■ EXTRACTED INFORMATION
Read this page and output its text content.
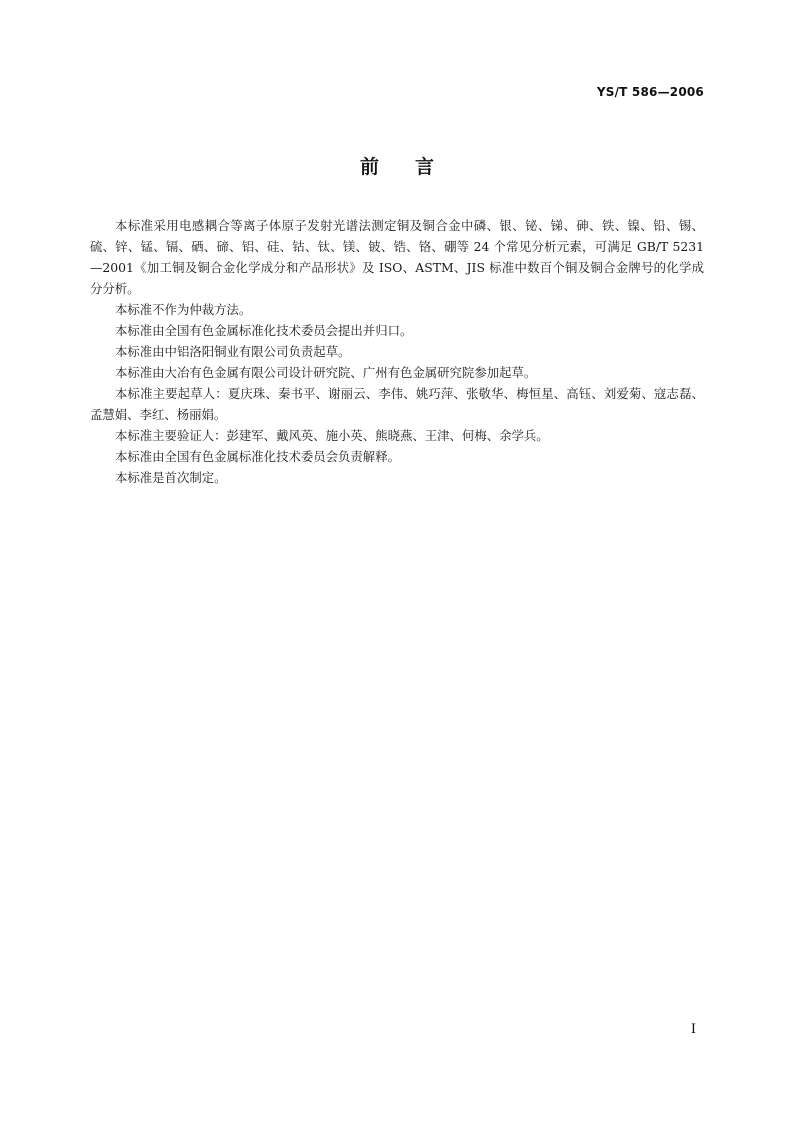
YS/T 586—2006
前言

本标准采用电感耦合等离子体原子发射光谱法测定铜及铜合金中磷、银、铋、锑、砷、铁、镍、铅、锡、硫、锌、锰、镉、硒、碲、铝、硅、钴、钛、镁、铍、锆、铬、硼等 24 个常见分析元素，可满足 GB/T 5231—2001《加工铜及铜合金化学成分和产品形状》及 ISO、ASTM、JIS 标准中数百个铜及铜合金牌号的化学成分分析。

本标准不作为仲裁方法。

本标准由全国有色金属标准化技术委员会提出并归口。

本标准由中铝洛阳铜业有限公司负责起草。

本标准由大冶有色金属有限公司设计研究院、广州有色金属研究院参加起草。

本标准主要起草人：夏庆珠、秦书平、谢丽云、李伟、姚巧萍、张敬华、梅恒星、高钰、刘爱菊、寇志磊、孟慧娟、李红、杨丽娟。

本标准主要验证人：彭建军、戴风英、施小英、熊晓燕、王津、何梅、余学兵。

本标准由全国有色金属标准化技术委员会负责解释。

本标准是首次制定。

I
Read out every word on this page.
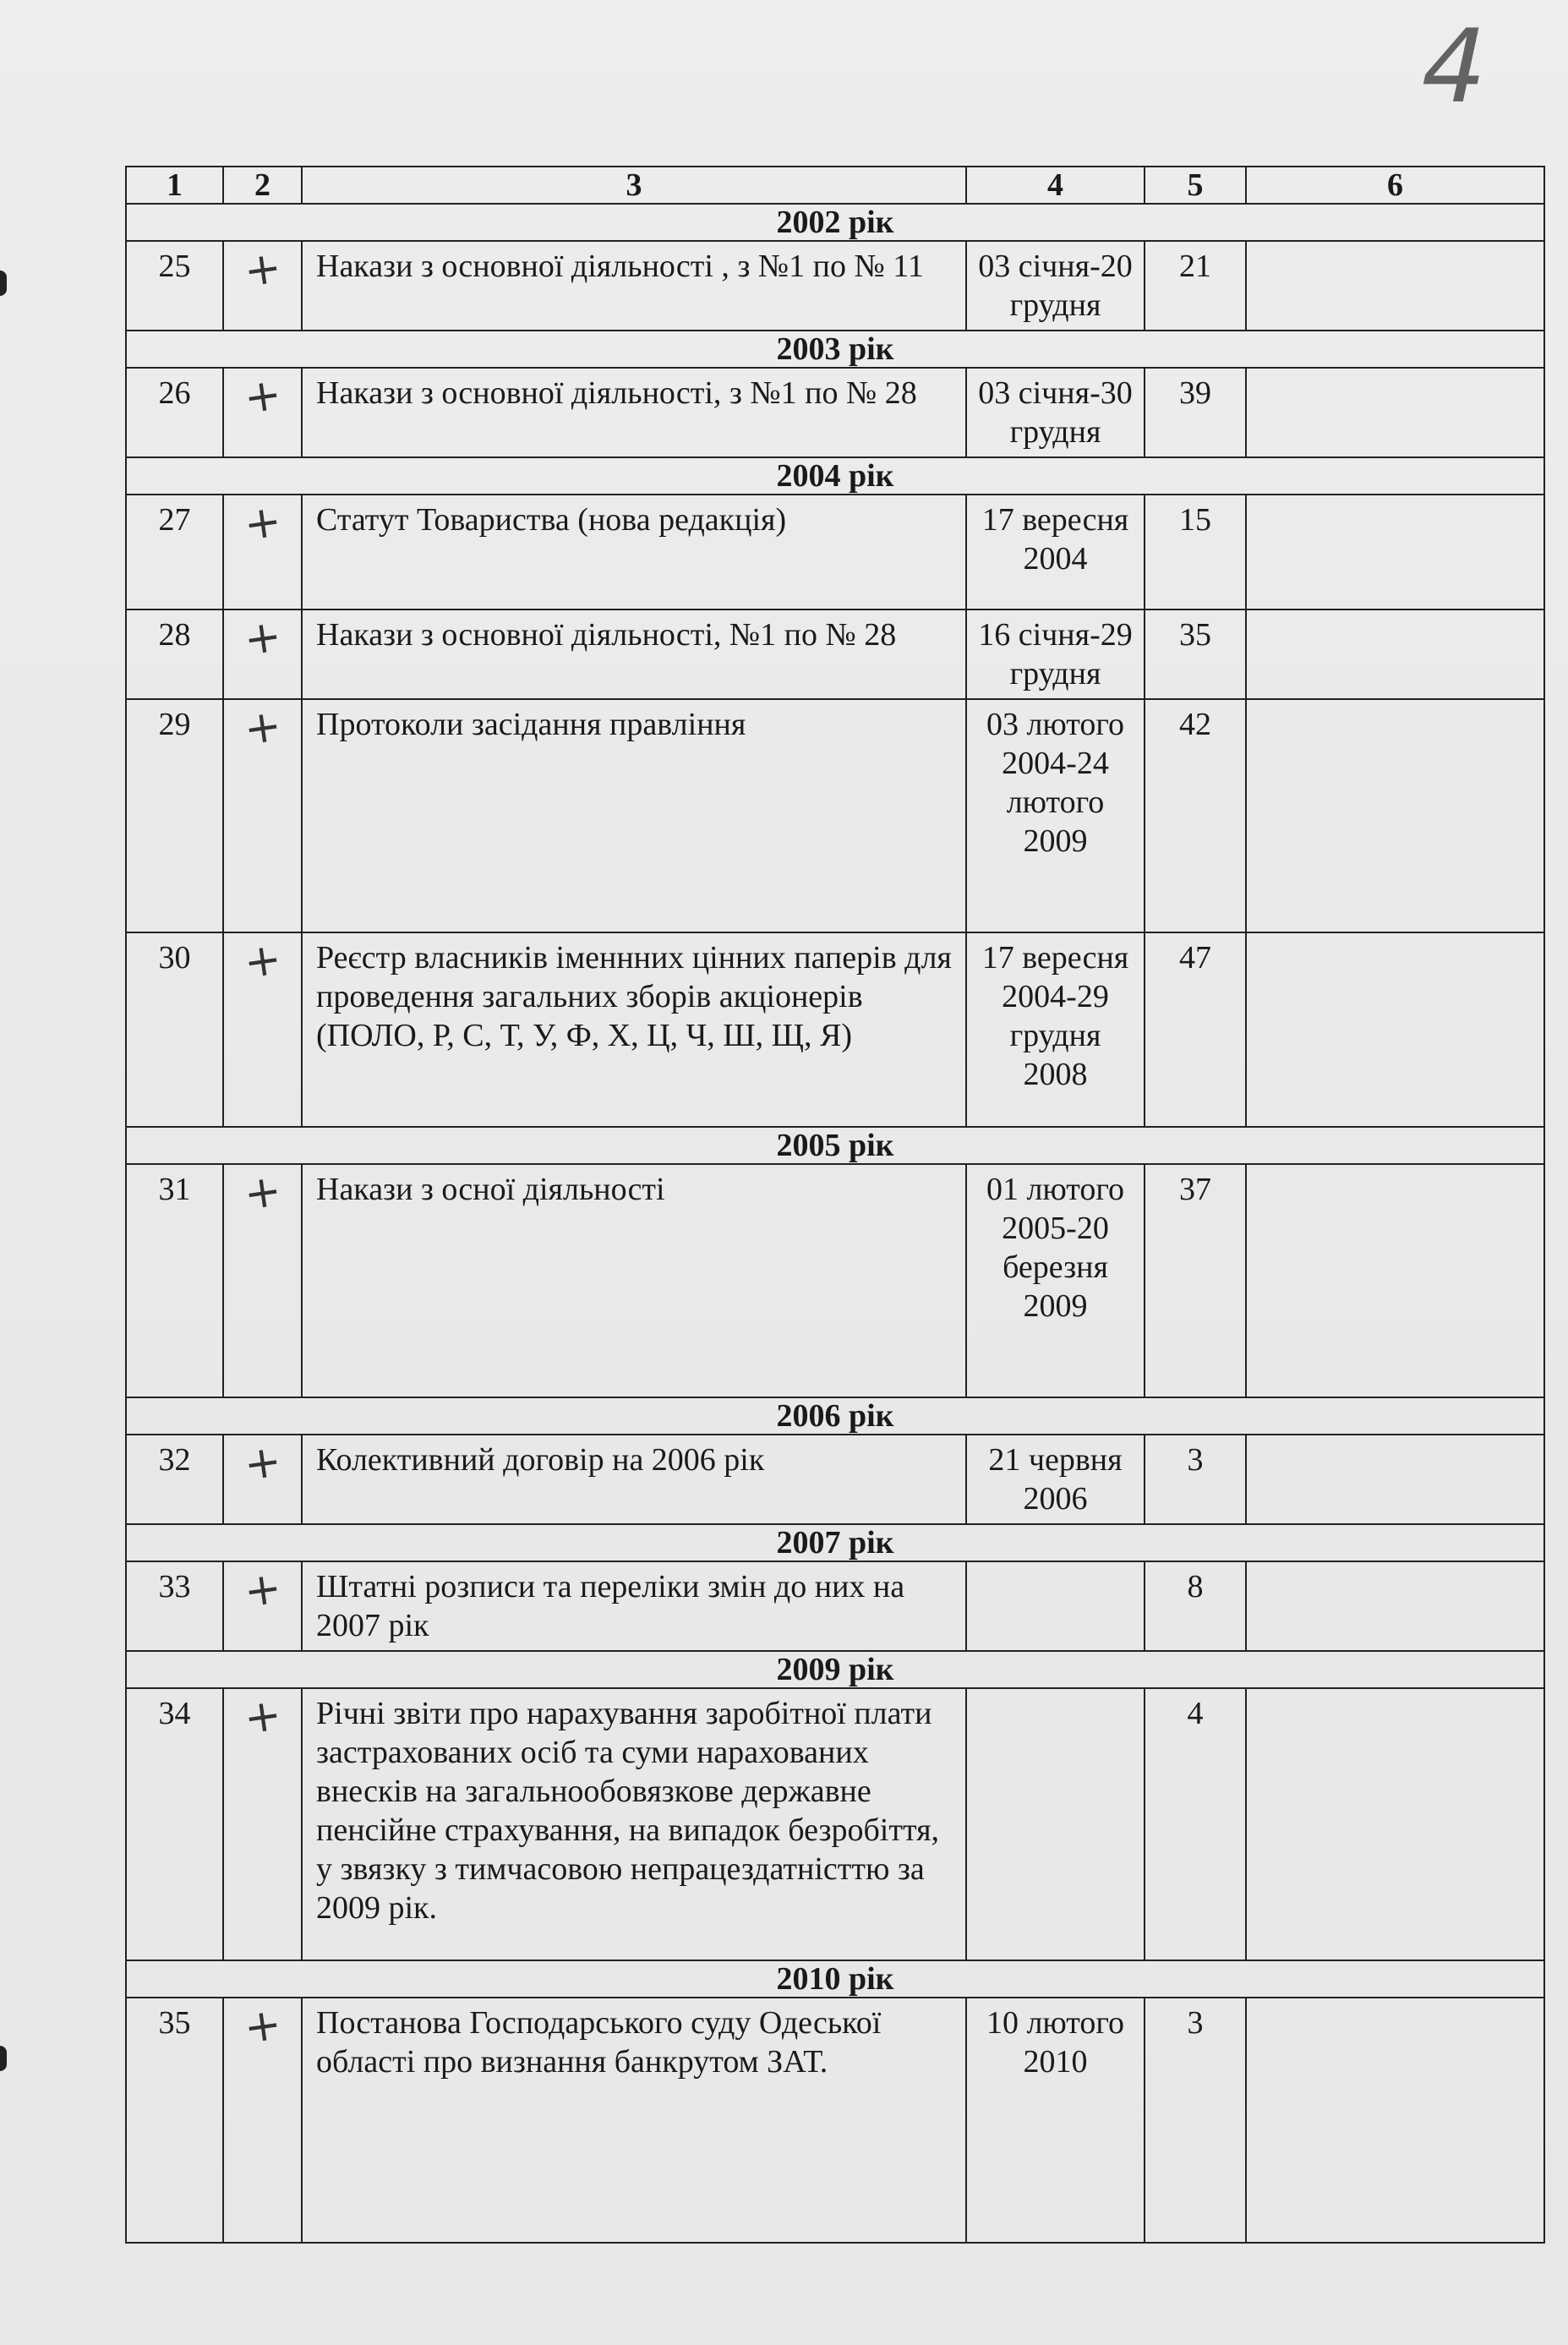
4
1	2	3	4	5	6
2002 рік					
25	+	Накази з основної діяльності , з №1 по № 11	03 січня-20 грудня	21	
2003 рік					
26	+	Накази з основної діяльності, з №1 по № 28	03 січня-30 грудня	39	
2004 рік					
27	+	Статут Товариства (нова редакція)	17 вересня 2004	15	
28	+	Накази з основної діяльності, №1 по № 28	16 січня-29 грудня	35	
29	+	Протоколи засідання правління	03 лютого 2004-24 лютого 2009	42	
30	+	Реєстр власників іменнних цінних паперів для проведення загальних зборів акціонерів (ПОЛО, Р, С, Т, У, Ф, Х, Ц, Ч, Ш, Щ, Я)	17 вересня 2004-29 грудня 2008	47	
2005 рік					
31	+	Накази з осної діяльності	01 лютого 2005-20 березня 2009	37	
2006 рік					
32	+	Колективний договір на 2006 рік	21 червня 2006	3	
2007 рік					
33	+	Штатні розписи та переліки змін до них на 2007 рік		8	
2009 рік					
34	+	Річні звіти про нарахування заробітної плати застрахованих осіб та суми нарахованих внесків на загальнообовязкове державне пенсійне страхування, на випадок безробіття, у звязку з тимчасовою непрацездатністтю за 2009 рік.		4	
2010 рік					
35	+	Постанова Господарського суду Одеської області про визнання банкрутом ЗАТ.	10 лютого 2010	3	
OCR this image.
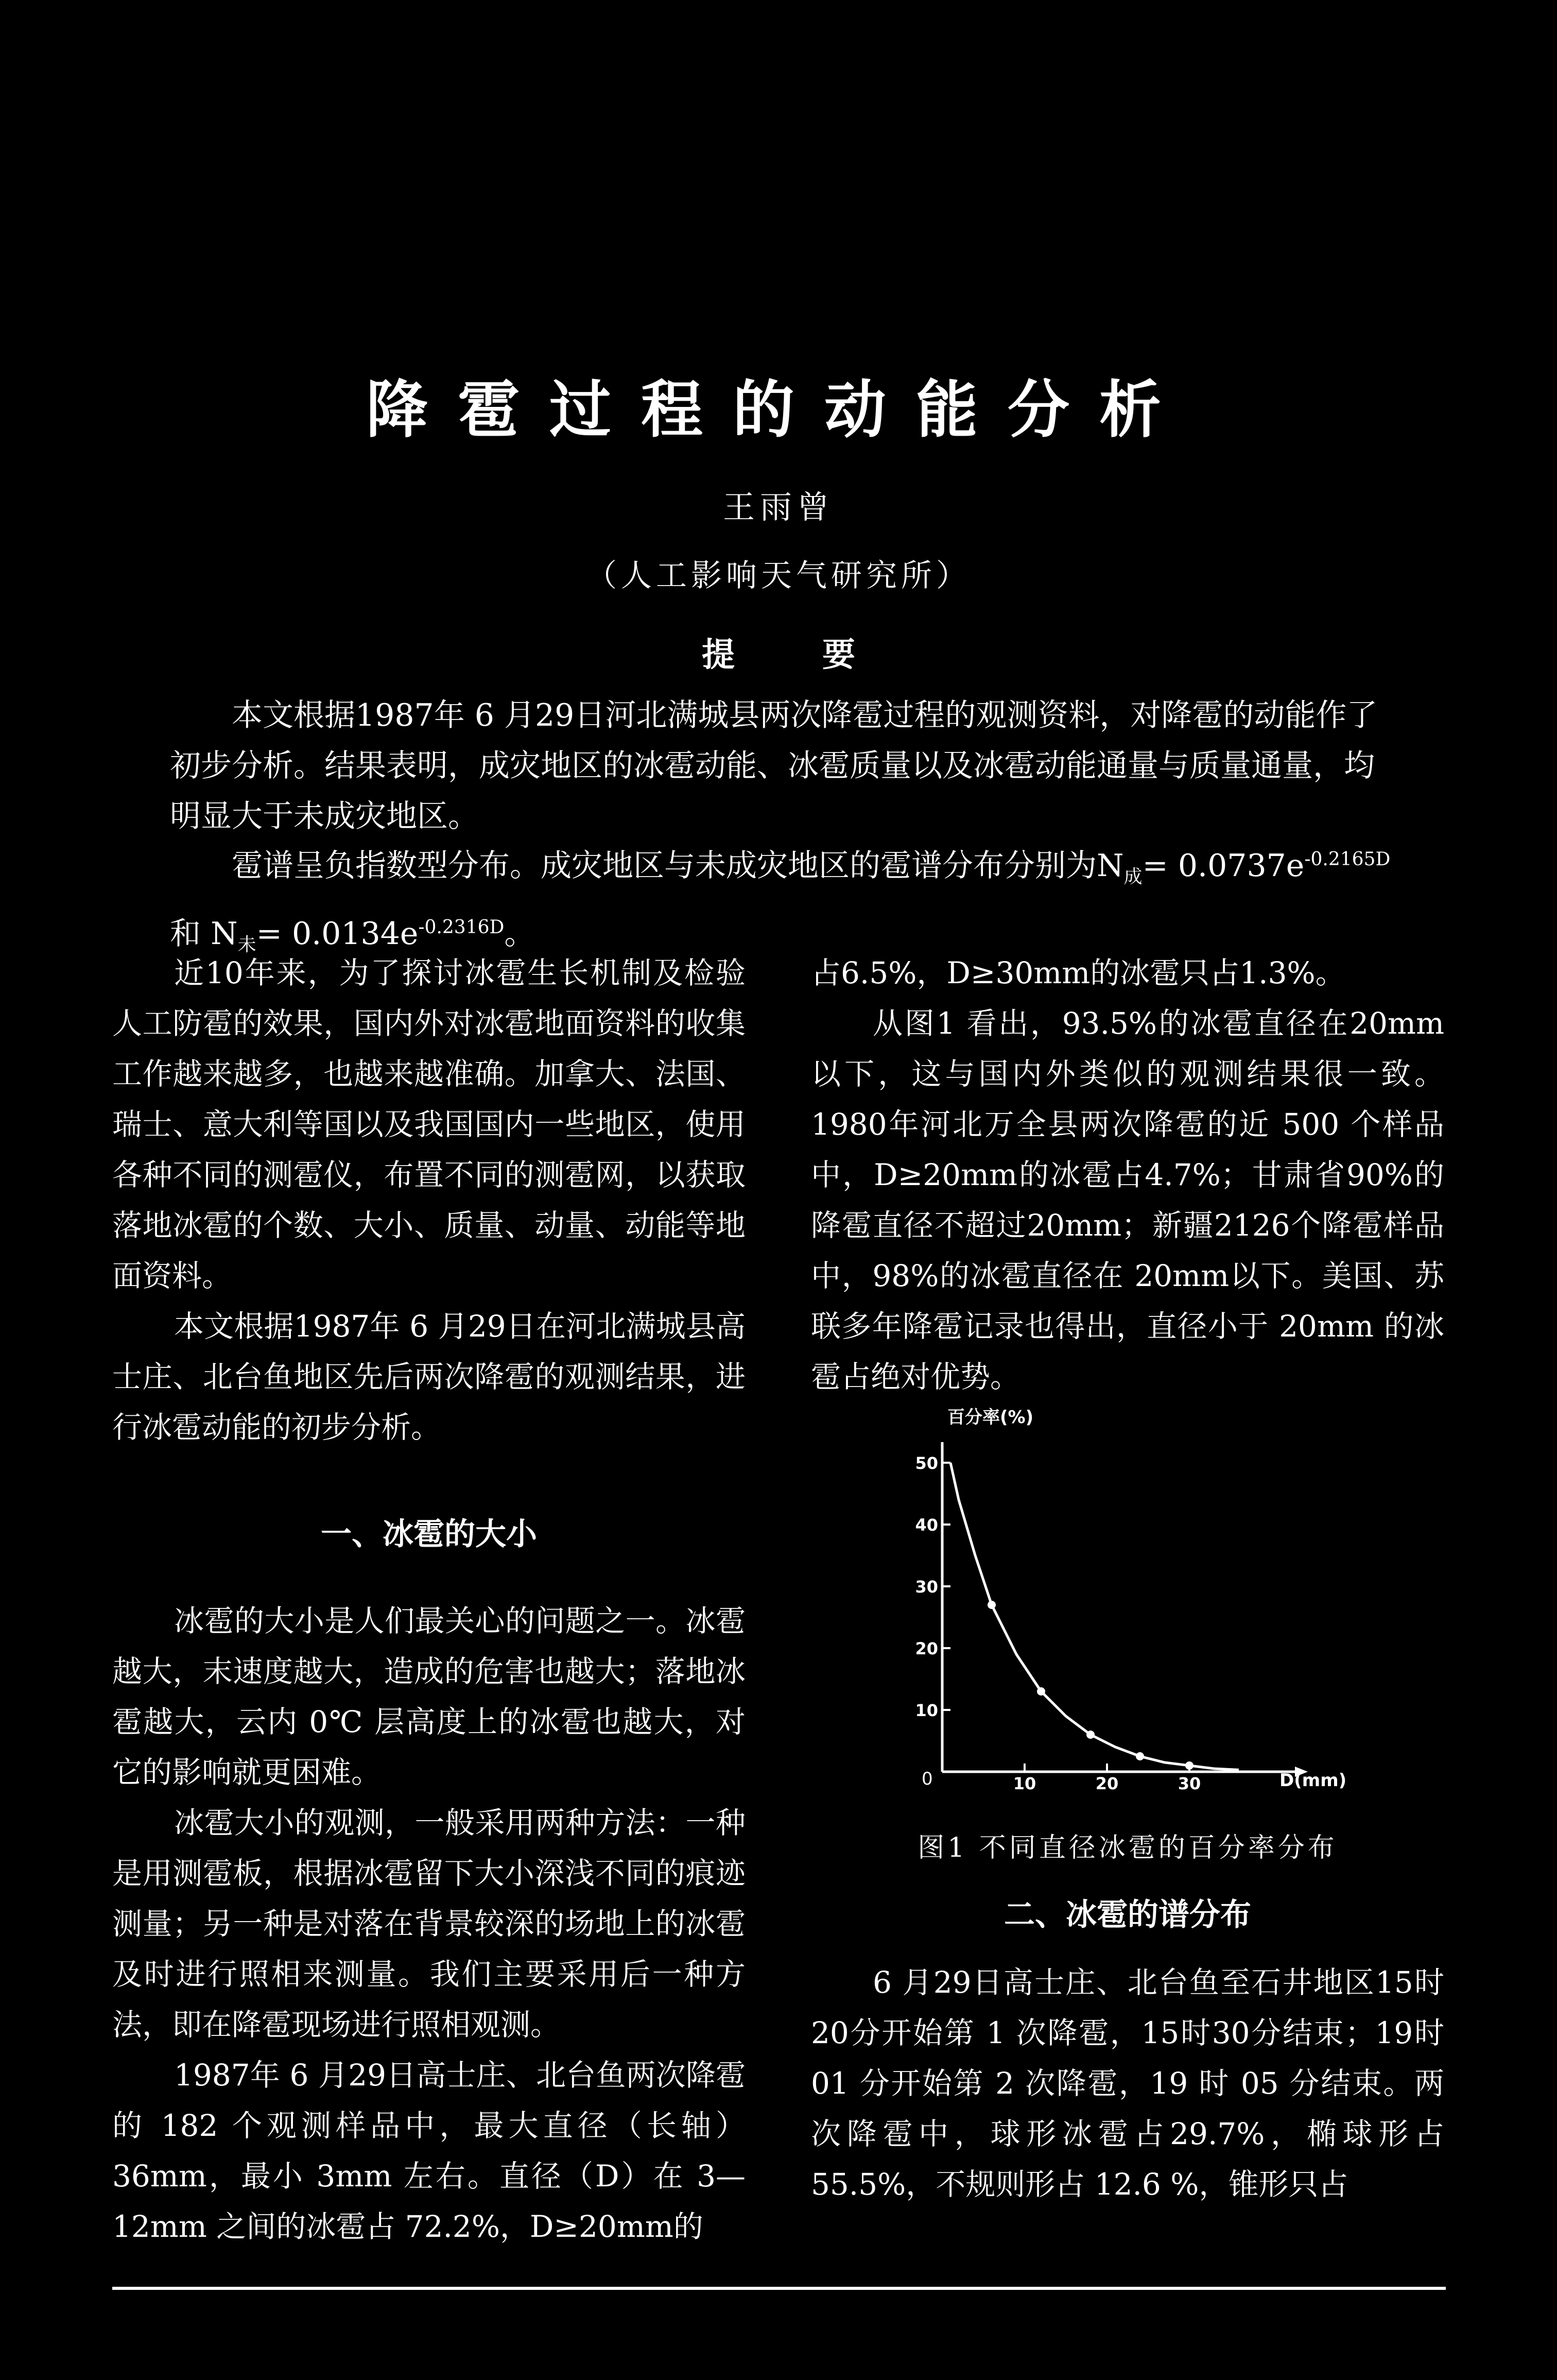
降雹过程的动能分析
王雨曾
（人工影响天气研究所）
提	要
本文根据1987年 6 月29日河北满城县两次降雹过程的观测资料，对降雹的动能作了初步分析。结果表明，成灾地区的冰雹动能、冰雹质量以及冰雹动能通量与质量通量，均明显大于未成灾地区。
雹谱呈负指数型分布。成灾地区与未成灾地区的雹谱分布分别为$N_成= 0.0737e^{-0.2165D}$ 和 $N_未= 0.0134e^{-0.2316D}$。

近10年来，为了探讨冰雹生长机制及检验人工防雹的效果，国内外对冰雹地面资料的收集工作越来越多，也越来越准确。加拿大、法国、瑞士、意大利等国以及我国国内一些地区，使用各种不同的测雹仪，布置不同的测雹网，以获取落地冰雹的个数、大小、质量、动量、动能等地面资料。

本文根据1987年 6 月29日在河北满城县高士庄、北台鱼地区先后两次降雹的观测结果，进行冰雹动能的初步分析。

一、冰雹的大小

冰雹的大小是人们最关心的问题之一。冰雹越大，末速度越大，造成的危害也越大；落地冰雹越大，云内 0℃ 层高度上的冰雹也越大，对它的影响就更困难。

冰雹大小的观测，一般采用两种方法：一种是用测雹板，根据冰雹留下大小深浅不同的痕迹测量；另一种是对落在背景较深的场地上的冰雹及时进行照相来测量。我们主要采用后一种方法，即在降雹现场进行照相观测。

1987年 6 月29日高士庄、北台鱼两次降雹的 182 个观测样品中，最大直径（长轴）36mm，最小 3mm 左右。直径（D）在 3—12mm 之间的冰雹占 72.2%，D≥20mm的

占6.5%，D≥30mm的冰雹只占1.3%。

从图1 看出，93.5%的冰雹直径在20mm以下，这与国内外类似的观测结果很一致。1980年河北万全县两次降雹的近 500 个样品中，D≥20mm的冰雹占4.7%；甘肃省90%的降雹直径不超过20mm；新疆2126个降雹样品中，98%的冰雹直径在 20mm以下。美国、苏联多年降雹记录也得出，直径小于 20mm 的冰雹占绝对优势。

10
20
30
40
50
10	20	30
百分率(%)
D(mm)
0
图1 不同直径冰雹的百分率分布
二、冰雹的谱分布

6 月29日高士庄、北台鱼至石井地区15时20分开始第 1 次降雹，15时30分结束；19时01 分开始第 2 次降雹，19 时 05 分结束。两次降雹中，球形冰雹占29.7%，椭球形占55.5%，不规则形占 12.6 %，锥形只占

■ WORK TO COMPLETE
Show every line in the records above that contains the word "вересня".

■ REPLY TO THE TASK
27	+	Статут Товариства (нова редакція)	17 вересня 2004	15	
30	+	Реєстр власників іменнних цінних паперів для проведення загальних зборів акціонерів (ПОЛО, Р, С, Т, У, Ф, Х, Ц, Ч, Ш, Щ, Я)	17 вересня 2004-29 грудня 2008	47	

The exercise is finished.